*Instructions to follow:*
Review the lines that follow and copy each one that contains the word "السورة".

*Task data:*
######
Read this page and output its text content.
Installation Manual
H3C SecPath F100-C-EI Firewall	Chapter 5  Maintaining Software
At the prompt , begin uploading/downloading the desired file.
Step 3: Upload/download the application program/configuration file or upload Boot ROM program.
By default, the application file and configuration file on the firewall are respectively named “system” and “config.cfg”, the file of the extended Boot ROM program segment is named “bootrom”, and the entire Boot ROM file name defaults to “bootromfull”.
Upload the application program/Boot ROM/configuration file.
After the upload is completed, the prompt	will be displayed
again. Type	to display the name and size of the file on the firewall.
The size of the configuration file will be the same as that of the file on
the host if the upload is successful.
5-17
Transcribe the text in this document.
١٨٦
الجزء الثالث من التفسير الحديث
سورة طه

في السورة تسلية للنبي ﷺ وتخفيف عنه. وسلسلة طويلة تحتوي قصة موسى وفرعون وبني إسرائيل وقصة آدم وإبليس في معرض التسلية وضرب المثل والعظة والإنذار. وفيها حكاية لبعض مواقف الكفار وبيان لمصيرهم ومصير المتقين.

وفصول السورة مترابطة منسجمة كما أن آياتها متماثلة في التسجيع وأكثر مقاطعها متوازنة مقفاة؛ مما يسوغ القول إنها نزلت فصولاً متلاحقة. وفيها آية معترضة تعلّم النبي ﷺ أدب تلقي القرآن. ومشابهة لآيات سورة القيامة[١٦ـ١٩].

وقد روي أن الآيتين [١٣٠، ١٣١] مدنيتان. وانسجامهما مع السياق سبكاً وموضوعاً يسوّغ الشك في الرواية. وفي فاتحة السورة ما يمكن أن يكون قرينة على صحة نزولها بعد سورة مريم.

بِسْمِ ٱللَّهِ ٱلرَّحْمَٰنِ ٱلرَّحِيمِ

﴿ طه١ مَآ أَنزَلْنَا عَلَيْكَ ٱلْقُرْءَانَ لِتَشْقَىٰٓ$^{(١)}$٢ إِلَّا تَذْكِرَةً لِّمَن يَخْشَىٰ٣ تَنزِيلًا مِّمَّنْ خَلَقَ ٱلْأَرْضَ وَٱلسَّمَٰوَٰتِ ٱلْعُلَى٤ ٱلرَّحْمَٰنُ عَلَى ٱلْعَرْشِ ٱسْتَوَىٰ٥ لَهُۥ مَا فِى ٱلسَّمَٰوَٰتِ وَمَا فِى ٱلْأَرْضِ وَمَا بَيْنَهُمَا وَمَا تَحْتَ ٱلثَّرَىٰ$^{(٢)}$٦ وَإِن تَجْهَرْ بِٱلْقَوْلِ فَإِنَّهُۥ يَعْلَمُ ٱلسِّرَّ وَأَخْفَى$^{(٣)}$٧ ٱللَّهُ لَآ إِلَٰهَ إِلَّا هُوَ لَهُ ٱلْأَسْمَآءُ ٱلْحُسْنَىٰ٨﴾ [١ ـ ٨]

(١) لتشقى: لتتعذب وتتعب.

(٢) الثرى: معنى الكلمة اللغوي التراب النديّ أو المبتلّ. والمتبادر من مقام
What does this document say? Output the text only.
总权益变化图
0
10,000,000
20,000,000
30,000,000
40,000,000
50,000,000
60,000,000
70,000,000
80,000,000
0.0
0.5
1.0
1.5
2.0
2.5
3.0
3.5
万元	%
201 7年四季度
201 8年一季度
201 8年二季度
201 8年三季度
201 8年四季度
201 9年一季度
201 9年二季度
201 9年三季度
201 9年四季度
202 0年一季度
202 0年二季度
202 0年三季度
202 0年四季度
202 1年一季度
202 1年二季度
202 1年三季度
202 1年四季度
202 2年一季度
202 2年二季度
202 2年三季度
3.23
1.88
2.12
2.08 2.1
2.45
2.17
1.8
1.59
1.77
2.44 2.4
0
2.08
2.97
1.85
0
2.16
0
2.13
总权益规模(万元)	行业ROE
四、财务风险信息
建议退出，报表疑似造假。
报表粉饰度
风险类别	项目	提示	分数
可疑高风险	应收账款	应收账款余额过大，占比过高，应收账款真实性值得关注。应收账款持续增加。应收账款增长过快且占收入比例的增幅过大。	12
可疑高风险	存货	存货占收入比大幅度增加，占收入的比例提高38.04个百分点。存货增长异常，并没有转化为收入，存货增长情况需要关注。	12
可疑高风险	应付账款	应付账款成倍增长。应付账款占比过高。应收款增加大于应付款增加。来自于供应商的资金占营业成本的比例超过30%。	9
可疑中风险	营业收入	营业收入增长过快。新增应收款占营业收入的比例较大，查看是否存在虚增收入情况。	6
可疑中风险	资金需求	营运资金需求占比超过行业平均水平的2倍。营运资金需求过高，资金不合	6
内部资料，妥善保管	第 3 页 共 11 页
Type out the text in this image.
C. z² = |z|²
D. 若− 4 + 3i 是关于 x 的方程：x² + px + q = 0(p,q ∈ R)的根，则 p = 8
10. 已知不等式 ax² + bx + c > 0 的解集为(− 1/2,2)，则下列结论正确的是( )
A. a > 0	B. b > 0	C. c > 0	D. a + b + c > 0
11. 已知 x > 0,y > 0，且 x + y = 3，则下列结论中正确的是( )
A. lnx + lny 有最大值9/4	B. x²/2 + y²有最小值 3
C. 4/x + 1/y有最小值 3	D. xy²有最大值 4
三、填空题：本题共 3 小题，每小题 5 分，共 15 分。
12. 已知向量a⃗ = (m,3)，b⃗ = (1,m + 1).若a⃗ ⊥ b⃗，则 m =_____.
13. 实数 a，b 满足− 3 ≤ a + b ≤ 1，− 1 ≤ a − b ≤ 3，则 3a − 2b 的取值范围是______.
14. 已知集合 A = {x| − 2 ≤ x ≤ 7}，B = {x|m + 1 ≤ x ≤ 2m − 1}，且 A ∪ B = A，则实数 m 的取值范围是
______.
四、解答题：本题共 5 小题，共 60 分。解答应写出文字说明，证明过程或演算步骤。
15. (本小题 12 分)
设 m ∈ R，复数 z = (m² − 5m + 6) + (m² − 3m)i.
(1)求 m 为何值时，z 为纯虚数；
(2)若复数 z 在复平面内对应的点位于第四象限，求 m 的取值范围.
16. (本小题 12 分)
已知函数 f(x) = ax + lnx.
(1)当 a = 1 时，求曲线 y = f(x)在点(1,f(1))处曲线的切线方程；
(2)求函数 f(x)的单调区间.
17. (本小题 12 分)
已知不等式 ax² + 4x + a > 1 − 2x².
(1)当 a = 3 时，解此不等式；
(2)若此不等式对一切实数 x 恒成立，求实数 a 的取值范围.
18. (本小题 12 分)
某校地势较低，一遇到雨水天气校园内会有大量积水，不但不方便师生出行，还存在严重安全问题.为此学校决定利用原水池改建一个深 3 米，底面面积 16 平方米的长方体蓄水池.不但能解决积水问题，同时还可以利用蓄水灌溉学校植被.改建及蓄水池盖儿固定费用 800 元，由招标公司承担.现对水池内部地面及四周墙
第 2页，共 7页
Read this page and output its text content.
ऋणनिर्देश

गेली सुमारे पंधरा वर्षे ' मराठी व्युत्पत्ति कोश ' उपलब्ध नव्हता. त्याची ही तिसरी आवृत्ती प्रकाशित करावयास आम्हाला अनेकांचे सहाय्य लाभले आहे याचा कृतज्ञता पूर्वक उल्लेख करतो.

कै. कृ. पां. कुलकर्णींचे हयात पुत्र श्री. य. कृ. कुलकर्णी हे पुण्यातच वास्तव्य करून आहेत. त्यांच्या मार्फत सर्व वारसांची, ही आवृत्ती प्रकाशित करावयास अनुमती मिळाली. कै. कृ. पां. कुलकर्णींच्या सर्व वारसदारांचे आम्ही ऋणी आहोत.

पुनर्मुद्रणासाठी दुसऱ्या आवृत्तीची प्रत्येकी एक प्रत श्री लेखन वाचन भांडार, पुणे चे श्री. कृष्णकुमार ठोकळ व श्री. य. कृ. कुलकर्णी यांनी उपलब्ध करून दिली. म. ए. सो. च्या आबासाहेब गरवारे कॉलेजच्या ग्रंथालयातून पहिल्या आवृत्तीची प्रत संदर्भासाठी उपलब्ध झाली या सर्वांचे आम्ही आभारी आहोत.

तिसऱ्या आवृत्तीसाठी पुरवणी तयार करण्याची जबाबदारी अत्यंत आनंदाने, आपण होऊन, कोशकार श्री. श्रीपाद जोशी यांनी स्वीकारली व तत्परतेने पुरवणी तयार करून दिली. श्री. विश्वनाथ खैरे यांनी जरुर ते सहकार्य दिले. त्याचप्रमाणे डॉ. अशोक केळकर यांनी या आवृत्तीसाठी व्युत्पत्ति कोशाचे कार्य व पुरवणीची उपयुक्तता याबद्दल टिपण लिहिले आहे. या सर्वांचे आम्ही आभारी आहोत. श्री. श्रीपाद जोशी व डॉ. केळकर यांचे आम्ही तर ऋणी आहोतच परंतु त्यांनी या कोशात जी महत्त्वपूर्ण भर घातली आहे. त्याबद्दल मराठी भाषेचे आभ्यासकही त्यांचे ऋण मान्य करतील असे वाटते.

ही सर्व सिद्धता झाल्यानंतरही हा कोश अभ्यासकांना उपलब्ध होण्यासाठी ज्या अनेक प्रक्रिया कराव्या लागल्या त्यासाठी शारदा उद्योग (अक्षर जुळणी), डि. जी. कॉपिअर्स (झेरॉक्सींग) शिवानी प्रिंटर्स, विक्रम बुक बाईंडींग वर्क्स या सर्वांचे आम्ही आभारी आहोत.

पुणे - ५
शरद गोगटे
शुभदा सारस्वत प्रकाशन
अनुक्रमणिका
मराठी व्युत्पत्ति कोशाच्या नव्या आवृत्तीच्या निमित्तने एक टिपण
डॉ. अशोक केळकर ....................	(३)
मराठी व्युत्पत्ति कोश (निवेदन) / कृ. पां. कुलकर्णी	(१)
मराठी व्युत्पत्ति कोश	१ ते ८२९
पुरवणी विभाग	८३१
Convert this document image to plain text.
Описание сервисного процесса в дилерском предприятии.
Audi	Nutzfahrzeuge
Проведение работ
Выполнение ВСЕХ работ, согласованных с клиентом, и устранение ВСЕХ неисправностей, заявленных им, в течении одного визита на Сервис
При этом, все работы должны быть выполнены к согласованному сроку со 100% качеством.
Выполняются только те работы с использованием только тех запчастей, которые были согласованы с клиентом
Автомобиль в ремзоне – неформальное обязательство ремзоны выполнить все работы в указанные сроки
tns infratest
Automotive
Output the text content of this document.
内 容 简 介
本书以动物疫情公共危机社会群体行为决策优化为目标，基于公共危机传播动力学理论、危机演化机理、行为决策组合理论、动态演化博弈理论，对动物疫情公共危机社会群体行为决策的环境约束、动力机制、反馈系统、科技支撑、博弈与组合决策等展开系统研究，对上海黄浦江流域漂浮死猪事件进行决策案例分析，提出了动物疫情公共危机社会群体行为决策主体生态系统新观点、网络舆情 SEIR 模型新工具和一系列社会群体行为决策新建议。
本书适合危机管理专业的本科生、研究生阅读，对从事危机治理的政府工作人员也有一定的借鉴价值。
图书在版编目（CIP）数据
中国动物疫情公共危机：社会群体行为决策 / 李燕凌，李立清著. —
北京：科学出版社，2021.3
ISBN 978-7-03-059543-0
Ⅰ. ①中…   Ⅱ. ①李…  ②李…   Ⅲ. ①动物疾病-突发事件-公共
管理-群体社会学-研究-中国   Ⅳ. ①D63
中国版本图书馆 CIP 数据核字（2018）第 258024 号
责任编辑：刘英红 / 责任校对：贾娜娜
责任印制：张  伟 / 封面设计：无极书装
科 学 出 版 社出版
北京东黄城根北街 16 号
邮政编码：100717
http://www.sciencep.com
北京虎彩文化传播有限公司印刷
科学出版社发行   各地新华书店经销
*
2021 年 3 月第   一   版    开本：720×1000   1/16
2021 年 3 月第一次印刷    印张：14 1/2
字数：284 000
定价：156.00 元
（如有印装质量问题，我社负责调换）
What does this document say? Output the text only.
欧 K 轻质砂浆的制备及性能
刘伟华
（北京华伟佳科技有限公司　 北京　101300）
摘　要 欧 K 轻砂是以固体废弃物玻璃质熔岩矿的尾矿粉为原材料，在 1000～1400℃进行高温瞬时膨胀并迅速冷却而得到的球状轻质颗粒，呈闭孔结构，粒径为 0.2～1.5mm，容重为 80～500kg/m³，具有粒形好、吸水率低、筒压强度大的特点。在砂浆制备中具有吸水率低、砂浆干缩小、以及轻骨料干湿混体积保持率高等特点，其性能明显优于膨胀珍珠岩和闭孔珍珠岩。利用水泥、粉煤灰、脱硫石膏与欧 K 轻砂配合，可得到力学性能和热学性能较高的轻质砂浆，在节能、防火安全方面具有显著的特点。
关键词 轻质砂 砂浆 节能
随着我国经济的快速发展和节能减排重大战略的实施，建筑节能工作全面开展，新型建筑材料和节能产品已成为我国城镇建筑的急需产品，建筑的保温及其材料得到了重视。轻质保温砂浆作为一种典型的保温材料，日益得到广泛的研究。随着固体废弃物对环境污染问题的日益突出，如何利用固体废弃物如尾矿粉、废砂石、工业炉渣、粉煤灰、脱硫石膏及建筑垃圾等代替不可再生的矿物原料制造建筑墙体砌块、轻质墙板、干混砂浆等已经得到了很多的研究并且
######
*Written solution:*
في السورة تسلية للنبي ﷺ وتخفيف عنه. وسلسلة طويلة تحتوي قصة موسى وفرعون وبني إسرائيل وقصة آدم وإبليس في معرض التسلية وضرب المثل والعظة والإنذار. وفيها حكاية لبعض مواقف الكفار وبيان لمصيرهم ومصير المتقين.
وفصول السورة مترابطة منسجمة كما أن آياتها متماثلة في التسجيع وأكثر مقاطعها متوازنة مقفاة؛ مما يسوغ القول إنها نزلت فصولاً متلاحقة. وفيها آية معترضة تعلّم النبي ﷺ أدب تلقي القرآن. ومشابهة لآيات سورة القيامة[١٦ـ١٩].
وقد روي أن الآيتين [١٣٠، ١٣١] مدنيتان. وانسجامهما مع السياق سبكاً وموضوعاً يسوّغ الشك في الرواية. وفي فاتحة السورة ما يمكن أن يكون قرينة على صحة نزولها بعد سورة مريم.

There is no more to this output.